*Task to complete*
Read the entries below and pull out each line with the string "Output".

====

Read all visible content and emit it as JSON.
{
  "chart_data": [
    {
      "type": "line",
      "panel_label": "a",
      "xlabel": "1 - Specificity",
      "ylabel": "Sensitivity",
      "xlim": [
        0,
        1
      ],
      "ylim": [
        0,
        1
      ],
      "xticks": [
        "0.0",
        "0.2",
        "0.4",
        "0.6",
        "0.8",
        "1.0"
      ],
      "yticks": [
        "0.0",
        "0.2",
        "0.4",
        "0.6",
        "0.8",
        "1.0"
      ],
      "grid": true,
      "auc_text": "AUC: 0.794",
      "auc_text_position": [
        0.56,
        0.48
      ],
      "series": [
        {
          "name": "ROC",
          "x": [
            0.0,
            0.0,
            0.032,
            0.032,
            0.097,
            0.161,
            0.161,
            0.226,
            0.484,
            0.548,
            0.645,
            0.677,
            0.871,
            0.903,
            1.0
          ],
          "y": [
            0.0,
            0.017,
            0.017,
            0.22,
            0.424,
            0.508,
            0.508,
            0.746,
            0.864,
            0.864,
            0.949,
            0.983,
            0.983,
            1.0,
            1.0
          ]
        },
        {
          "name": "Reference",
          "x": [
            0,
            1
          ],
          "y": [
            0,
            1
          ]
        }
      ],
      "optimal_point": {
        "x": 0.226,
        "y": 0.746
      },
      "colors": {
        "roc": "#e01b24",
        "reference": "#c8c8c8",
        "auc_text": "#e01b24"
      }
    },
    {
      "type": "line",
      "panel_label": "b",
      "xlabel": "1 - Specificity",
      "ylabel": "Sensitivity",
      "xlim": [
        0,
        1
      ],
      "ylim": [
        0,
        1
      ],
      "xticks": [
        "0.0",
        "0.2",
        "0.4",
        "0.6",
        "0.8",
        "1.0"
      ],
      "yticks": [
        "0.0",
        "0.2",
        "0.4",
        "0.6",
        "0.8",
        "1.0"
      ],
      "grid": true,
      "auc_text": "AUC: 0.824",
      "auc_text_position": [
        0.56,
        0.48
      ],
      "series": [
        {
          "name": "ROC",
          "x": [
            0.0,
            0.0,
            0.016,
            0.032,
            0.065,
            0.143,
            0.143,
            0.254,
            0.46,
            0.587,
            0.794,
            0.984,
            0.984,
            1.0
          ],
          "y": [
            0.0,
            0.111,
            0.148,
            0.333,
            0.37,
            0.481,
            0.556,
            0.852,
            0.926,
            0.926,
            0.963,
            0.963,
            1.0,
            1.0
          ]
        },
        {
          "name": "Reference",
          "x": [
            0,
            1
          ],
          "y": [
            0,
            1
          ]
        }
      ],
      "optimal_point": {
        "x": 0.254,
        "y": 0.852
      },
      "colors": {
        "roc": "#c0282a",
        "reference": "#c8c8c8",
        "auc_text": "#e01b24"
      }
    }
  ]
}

====

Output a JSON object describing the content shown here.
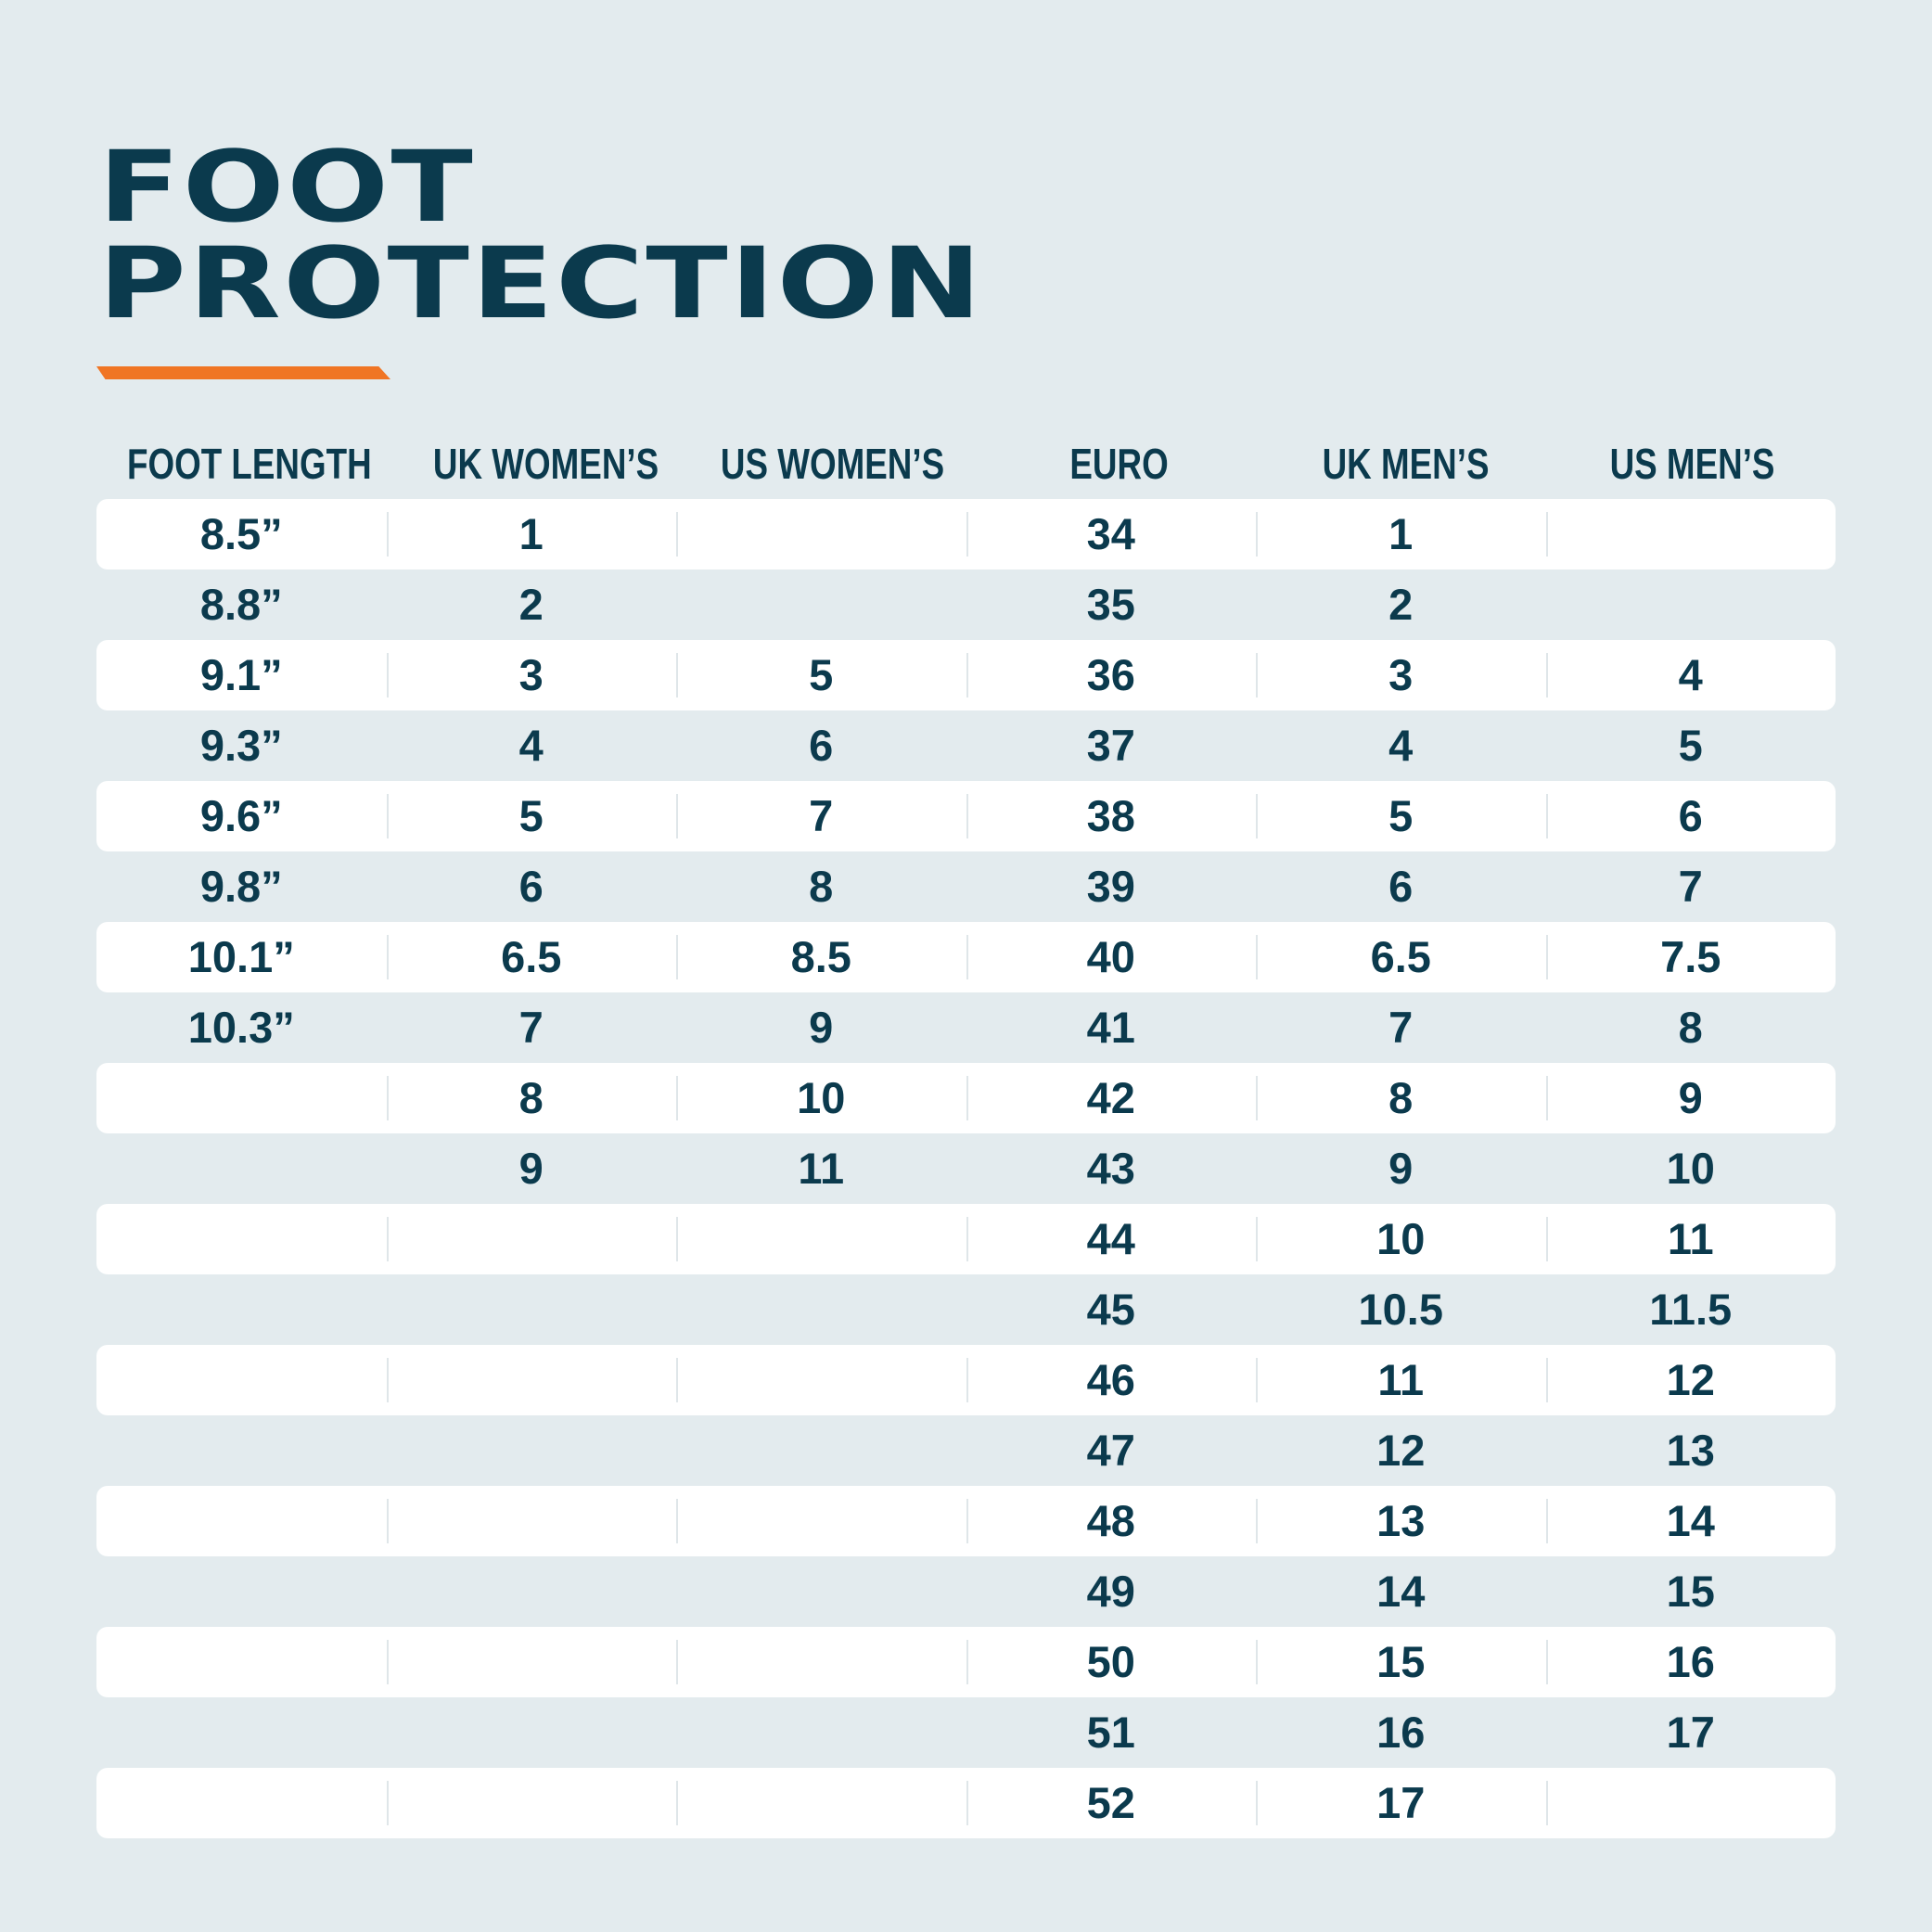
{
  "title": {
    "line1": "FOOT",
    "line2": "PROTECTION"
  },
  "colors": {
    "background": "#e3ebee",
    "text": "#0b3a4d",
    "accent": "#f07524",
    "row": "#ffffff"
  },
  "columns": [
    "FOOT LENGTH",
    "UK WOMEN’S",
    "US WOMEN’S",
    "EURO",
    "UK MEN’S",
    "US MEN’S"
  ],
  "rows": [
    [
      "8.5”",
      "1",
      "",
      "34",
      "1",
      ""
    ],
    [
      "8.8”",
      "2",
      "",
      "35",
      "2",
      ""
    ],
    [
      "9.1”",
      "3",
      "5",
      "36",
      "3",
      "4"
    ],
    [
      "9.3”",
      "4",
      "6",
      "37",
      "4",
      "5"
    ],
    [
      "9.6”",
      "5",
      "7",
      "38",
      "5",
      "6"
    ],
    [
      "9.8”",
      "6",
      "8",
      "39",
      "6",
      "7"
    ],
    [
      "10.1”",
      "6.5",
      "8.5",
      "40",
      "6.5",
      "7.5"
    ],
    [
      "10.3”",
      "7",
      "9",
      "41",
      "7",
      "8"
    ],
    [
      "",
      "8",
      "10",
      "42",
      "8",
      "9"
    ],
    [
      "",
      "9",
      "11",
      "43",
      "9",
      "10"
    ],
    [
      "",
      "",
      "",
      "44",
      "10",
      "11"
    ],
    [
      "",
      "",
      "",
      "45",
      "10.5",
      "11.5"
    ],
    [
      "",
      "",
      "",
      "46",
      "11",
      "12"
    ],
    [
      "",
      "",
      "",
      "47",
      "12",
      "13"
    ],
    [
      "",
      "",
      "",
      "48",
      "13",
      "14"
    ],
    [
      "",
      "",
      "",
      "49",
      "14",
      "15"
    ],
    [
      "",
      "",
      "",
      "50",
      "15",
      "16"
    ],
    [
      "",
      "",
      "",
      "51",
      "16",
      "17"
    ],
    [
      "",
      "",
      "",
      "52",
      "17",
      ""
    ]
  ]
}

====

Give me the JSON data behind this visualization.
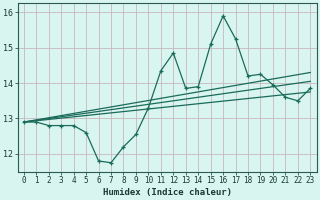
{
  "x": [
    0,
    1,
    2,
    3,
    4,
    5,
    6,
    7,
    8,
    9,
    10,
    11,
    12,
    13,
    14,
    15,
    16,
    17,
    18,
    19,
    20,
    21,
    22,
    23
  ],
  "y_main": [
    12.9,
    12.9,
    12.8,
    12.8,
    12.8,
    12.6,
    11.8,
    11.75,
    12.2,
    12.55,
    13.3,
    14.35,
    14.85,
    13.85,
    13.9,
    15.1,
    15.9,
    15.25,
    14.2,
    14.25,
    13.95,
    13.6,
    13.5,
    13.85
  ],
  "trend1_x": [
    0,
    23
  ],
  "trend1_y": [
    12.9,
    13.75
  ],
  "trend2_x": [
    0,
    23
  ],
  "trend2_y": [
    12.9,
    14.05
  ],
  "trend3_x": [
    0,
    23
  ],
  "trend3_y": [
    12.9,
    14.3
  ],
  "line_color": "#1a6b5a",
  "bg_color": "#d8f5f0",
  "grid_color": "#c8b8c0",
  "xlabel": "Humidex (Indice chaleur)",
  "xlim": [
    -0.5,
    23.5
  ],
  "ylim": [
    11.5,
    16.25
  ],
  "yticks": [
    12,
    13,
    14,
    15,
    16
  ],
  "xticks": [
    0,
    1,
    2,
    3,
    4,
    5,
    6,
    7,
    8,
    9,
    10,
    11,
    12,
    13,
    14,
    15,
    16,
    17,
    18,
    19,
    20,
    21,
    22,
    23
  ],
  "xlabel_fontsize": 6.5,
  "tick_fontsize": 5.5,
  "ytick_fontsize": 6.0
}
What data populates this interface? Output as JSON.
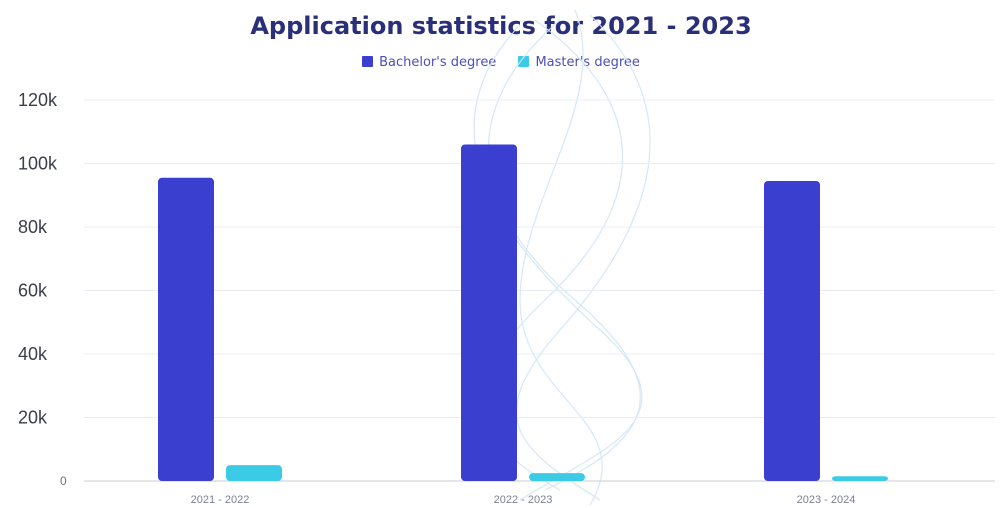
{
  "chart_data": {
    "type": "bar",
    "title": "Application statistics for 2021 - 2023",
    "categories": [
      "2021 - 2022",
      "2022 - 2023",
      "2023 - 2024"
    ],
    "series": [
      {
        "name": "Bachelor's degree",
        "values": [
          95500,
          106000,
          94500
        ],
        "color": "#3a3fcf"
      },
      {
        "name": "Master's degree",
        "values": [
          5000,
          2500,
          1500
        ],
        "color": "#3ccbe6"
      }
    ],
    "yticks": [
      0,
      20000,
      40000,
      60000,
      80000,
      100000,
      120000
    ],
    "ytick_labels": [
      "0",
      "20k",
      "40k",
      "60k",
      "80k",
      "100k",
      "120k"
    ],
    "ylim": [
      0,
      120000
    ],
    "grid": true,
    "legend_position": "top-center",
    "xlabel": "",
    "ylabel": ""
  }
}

====

*Reply to the task*
Output a JSON object describing the content shown here.
What data populates this interface? Output as JSON.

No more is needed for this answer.